───── Raw data

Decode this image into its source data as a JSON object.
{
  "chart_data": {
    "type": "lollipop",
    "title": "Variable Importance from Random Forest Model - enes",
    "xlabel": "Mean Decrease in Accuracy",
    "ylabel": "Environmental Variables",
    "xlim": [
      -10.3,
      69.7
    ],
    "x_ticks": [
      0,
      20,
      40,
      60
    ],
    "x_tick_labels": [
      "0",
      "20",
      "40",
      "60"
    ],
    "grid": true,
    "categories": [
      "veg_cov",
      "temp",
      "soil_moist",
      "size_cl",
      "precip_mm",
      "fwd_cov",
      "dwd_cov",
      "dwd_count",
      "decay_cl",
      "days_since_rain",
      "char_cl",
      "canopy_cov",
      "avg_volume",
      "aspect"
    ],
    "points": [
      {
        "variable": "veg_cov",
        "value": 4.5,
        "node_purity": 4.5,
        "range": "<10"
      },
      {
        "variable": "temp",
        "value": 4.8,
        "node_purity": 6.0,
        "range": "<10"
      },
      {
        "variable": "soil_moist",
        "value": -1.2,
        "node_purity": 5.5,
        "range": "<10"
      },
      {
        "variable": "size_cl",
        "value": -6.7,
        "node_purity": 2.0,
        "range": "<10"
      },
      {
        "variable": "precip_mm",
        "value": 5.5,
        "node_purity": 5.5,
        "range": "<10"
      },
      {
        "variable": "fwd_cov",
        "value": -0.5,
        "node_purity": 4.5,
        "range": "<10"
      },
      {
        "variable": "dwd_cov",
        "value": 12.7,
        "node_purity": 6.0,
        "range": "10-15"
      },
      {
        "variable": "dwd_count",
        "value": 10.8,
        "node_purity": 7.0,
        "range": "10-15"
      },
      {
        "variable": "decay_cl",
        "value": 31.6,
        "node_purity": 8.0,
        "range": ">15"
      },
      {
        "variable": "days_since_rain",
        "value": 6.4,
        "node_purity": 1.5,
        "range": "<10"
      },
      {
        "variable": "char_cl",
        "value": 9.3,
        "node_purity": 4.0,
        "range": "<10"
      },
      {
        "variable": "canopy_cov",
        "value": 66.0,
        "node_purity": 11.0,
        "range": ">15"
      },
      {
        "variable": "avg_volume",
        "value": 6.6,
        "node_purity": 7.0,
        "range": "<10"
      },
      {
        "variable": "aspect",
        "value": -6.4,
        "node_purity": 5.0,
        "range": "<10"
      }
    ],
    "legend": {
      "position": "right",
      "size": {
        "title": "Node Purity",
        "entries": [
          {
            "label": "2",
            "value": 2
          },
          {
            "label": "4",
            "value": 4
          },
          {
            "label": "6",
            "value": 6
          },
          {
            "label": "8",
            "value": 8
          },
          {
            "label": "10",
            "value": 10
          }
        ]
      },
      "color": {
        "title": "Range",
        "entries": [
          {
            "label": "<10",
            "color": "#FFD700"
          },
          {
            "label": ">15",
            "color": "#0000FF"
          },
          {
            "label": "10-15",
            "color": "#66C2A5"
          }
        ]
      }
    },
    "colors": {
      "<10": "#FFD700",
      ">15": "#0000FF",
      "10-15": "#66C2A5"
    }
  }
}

──────────

Stated task: Looking at the records above, report how many lines contain the word "title". Answer with the number only.

Complete output: 3